REQUIRED WORK:
Lines holding the string "yayında" are the ones to copy; find them all in the data.

---------- PROVIDED DATA

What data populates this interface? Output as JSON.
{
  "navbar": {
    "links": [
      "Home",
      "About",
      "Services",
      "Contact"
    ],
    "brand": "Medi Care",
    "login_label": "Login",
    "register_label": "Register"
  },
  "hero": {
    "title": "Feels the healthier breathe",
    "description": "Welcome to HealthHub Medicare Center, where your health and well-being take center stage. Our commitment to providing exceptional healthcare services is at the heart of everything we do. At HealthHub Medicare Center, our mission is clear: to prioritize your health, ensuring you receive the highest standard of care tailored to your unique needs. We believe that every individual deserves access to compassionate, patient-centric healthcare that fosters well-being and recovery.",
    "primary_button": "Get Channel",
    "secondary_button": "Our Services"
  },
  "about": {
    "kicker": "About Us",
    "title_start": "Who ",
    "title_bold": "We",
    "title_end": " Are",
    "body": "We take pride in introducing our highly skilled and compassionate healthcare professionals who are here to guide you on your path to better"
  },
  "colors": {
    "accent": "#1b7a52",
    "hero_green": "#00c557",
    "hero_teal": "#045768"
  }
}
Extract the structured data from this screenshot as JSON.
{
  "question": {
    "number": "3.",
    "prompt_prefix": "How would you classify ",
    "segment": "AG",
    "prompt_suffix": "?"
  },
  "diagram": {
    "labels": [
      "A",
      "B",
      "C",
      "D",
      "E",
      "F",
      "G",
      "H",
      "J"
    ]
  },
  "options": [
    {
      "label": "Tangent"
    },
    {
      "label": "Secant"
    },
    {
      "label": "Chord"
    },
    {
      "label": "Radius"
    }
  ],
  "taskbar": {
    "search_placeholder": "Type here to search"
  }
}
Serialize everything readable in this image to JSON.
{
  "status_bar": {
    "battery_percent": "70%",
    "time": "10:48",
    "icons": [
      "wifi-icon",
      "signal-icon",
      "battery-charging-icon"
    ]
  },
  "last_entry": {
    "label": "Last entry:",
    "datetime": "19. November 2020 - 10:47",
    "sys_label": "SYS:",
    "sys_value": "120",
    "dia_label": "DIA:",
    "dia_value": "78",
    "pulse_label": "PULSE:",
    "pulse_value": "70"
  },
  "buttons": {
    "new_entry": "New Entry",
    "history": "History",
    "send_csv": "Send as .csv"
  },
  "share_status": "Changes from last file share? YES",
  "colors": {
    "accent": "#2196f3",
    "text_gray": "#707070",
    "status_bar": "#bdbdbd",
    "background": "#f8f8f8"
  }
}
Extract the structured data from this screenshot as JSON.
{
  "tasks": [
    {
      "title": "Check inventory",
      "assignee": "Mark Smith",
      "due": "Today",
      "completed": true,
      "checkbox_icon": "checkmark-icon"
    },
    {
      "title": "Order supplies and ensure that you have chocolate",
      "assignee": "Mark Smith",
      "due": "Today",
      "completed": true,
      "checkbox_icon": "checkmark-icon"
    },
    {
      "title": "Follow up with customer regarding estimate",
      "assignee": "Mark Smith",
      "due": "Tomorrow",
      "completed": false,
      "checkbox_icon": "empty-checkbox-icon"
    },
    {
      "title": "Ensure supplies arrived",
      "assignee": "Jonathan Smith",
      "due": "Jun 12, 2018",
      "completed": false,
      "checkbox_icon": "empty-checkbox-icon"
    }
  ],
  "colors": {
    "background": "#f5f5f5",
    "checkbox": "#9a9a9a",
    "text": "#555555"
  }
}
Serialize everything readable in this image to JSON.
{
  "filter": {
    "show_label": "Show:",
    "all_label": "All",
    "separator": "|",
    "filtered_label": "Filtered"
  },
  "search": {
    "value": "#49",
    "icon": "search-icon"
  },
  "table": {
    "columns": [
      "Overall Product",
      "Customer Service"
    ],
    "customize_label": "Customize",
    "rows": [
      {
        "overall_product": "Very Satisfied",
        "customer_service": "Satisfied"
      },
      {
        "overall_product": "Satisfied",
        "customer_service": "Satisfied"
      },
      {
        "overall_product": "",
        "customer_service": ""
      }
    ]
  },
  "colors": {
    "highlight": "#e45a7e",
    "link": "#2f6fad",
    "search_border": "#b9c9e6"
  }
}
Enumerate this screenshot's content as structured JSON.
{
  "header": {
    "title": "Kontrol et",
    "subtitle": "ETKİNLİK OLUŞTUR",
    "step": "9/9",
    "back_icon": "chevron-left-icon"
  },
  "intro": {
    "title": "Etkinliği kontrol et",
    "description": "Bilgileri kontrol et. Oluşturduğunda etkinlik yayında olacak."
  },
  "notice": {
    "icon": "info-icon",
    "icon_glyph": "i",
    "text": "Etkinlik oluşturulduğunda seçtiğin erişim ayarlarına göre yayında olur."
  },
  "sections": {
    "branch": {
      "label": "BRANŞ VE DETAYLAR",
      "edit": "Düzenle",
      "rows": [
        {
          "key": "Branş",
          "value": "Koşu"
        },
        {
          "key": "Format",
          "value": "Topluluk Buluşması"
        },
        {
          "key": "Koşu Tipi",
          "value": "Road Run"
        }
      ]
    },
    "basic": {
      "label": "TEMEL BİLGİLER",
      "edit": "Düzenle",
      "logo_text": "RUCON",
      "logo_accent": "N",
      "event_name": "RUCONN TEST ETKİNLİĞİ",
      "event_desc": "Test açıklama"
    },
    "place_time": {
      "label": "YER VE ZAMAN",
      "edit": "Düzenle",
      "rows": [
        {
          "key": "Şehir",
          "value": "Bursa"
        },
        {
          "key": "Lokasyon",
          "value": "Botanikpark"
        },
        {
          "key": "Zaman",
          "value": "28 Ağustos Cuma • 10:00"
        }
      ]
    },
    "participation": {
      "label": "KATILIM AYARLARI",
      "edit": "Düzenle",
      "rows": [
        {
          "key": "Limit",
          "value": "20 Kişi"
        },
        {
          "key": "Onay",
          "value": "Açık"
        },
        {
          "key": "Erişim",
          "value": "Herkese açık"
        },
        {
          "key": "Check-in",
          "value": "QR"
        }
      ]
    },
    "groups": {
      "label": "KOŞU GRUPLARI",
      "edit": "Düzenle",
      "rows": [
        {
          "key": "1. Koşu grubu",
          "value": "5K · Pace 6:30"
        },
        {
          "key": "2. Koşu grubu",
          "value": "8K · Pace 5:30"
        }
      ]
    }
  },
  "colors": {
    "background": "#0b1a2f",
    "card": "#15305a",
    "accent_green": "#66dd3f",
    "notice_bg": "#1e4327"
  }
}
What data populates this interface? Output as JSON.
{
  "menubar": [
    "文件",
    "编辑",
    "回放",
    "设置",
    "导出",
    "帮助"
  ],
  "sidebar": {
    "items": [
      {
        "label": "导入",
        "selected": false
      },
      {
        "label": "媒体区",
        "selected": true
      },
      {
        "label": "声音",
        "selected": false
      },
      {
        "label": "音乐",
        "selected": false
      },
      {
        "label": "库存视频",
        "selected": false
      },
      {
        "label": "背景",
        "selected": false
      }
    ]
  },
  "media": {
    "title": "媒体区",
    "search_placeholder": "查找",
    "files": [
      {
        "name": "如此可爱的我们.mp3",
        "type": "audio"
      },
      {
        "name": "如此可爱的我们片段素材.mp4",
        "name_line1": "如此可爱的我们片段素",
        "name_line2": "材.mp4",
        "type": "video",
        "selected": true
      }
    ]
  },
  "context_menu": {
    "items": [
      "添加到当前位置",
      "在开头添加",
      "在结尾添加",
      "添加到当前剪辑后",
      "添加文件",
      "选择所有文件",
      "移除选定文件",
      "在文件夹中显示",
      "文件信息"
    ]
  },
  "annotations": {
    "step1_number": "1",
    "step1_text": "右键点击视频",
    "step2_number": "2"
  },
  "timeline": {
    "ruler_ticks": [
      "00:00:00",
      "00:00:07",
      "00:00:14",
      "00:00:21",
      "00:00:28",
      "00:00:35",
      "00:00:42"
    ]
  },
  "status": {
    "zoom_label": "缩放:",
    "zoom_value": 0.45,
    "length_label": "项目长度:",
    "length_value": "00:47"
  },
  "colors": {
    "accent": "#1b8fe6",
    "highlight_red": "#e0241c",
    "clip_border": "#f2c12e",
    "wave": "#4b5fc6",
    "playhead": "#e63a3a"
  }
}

--------------------

EXERCISE SOLUTION:
    "description": "Bilgileri kontrol et. Oluşturduğunda etkinlik yayında olacak."
    "text": "Etkinlik oluşturulduğunda seçtiğin erişim ayarlarına göre yayında olur."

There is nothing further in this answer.